• **Stated goal**
Output all entries verbatim. Skip pictures.

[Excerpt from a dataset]
——————
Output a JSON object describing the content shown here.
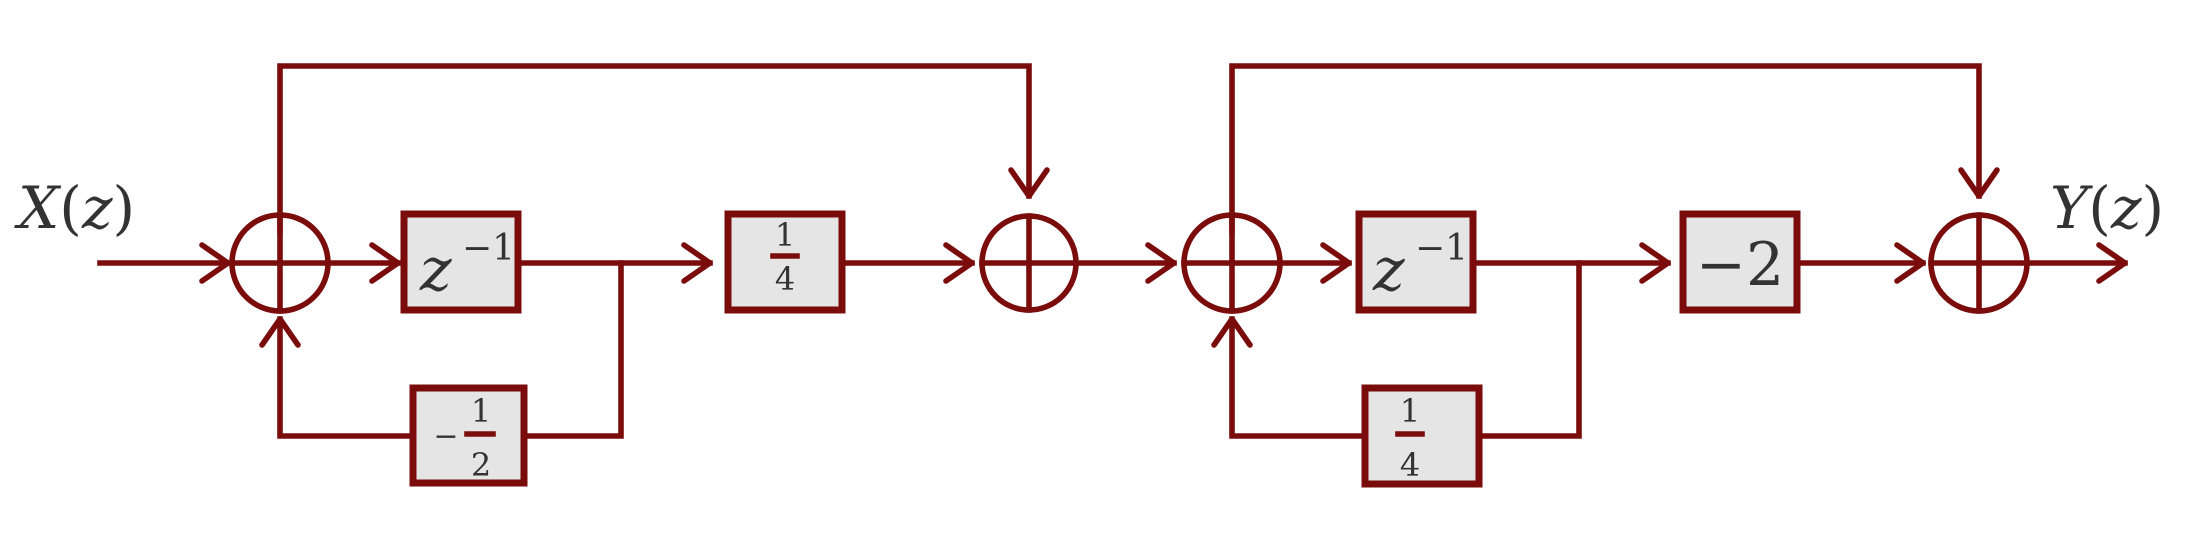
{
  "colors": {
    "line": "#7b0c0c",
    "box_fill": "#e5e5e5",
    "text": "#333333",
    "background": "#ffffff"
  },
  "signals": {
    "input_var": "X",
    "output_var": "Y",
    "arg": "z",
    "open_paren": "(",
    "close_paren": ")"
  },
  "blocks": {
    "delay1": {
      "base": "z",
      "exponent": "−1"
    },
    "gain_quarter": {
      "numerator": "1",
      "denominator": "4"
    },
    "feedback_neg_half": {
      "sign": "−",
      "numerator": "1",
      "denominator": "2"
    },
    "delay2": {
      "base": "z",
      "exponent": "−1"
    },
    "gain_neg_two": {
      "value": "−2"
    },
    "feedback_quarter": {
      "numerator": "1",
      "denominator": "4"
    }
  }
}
——————
• **Written response**
Output a JSON object describing the content shown here.
{
  "colors": {
    "line": "#7b0c0c",
    "box_fill": "#e5e5e5",
    "text": "#333333",
    "background": "#ffffff"
  },
  "signals": {
    "input_var": "X",
    "output_var": "Y",
    "arg": "z",
    "open_paren": "(",
    "close_paren": ")"
  },
  "blocks": {
    "delay1": {
      "base": "z",
      "exponent": "−1"
    },
    "gain_quarter": {
      "numerator": "1",
      "denominator": "4"
    },
    "feedback_neg_half": {
      "sign": "−",
      "numerator": "1",
      "denominator": "2"
    },
    "delay2": {
      "base": "z",
      "exponent": "−1"
    },
    "gain_neg_two": {
      "value": "−2"
    },
    "feedback_quarter": {
      "numerator": "1",
      "denominator": "4"
    }
  }
}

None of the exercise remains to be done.